Em 2015 ou 2016, recebi um e-mail de uma pessoa que dizia ter lido meus textos sobre “neonazismo”, afirmando que o problema estava no fato de eu não ter reconhecido o caráter mítico (místico?) do mesmo. Como me considero a personificação da racionalidade, simplesmente descartei a mensagem, sem preocupar-me em guardar o nome do remetente. Já neste ano de 2017, descobri uma dissertação de mestrado cuja leitura me fez relembrar aquele e-mail descartado, sem resposta, levando-me a desconfiar que o autor possa ser o remetente.

 

 

Concretamente, trata-se de Éderson da Rosa Pereira, com a dissertação Grupos neonazistas no Rio Grande do Sul: da realidade virtual à ficção histórica, defendida em 2016, na Universidade de Santo Amaro (UNISA). Depois de ter enfrentado algumas dúvidas sobre a identidade do autor, espero ter, agora, algumas informações básicas sobre ele. Trata-se de um afrodescendente, graduado em Filosofia, aparentemente pertencente ao clero da Igreja Católica Apostólica Romana, mesmo que em seu Currículo Lattes não conste um curso regular de Teologia – em todo caso, há indícios de possuir vínculos com a Igreja. O fato de haver referências a trabalhos seus sobre Kant – o filósofo da Aufklärung, do “Esclarecimento” (“Esclarecimento é a saída do homem de sua menoridade, da qual ele próprio é culpado”) –, cujos textos aparentemente leu no original, aumentou meu interesse por seu trabalho.

Instrução: Reproduza sem alterações o trecho do texto sobre a dissertação que vai de "Em 2015 ou 2016, recebi" a "ser o remetente.". O material não tem relação com o texto sobre a dissertação.

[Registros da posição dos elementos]
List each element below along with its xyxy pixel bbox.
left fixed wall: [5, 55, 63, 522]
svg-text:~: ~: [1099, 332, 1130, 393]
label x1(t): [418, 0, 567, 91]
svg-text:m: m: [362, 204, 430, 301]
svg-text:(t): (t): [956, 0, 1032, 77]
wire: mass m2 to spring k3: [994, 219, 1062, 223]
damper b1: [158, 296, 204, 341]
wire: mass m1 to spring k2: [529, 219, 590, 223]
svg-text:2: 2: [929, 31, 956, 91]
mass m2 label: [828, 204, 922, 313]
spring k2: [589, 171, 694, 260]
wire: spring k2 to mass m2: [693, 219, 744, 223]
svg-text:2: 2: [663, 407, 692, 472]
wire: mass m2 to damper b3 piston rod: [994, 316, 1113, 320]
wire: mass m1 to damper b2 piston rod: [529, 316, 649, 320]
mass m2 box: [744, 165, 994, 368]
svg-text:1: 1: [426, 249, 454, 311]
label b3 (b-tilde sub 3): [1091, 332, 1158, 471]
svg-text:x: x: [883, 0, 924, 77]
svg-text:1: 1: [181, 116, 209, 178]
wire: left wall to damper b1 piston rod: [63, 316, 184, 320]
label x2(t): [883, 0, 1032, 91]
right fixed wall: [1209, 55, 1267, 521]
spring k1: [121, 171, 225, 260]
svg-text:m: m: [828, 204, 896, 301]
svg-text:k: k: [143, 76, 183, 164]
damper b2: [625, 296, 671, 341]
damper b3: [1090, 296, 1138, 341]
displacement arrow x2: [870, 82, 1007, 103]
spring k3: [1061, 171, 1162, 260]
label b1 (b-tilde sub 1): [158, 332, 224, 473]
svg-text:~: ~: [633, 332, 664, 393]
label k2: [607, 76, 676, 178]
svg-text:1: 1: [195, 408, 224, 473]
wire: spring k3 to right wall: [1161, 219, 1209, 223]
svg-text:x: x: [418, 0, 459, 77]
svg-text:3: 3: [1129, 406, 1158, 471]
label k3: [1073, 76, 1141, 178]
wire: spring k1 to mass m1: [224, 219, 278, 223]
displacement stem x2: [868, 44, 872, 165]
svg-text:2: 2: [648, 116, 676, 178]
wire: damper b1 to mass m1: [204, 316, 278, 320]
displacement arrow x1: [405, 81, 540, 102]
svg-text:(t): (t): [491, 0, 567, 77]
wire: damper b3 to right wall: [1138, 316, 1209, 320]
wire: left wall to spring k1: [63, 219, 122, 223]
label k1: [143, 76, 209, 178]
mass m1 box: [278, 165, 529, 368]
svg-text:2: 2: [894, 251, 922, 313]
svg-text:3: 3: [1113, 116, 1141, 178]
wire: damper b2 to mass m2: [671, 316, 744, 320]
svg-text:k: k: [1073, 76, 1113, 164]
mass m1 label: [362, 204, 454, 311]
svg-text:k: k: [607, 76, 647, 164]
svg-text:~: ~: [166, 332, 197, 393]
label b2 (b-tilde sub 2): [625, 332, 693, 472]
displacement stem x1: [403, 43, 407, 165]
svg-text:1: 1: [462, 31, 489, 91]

Resposta correta:
Em 2015 ou 2016, recebi um e-mail de uma pessoa que dizia ter lido meus textos sobre “neonazismo”, afirmando que o problema estava no fato de eu não ter reconhecido o caráter mítico (místico?) do mesmo. Como me considero a personificação da racionalidade, simplesmente descartei a mensagem, sem preocupar-me em guardar o nome do remetente. Já neste ano de 2017, descobri uma dissertação de mestrado cuja leitura me fez relembrar aquele e-mail descartado, sem resposta, levando-me a desconfiar que o autor possa ser o remetente.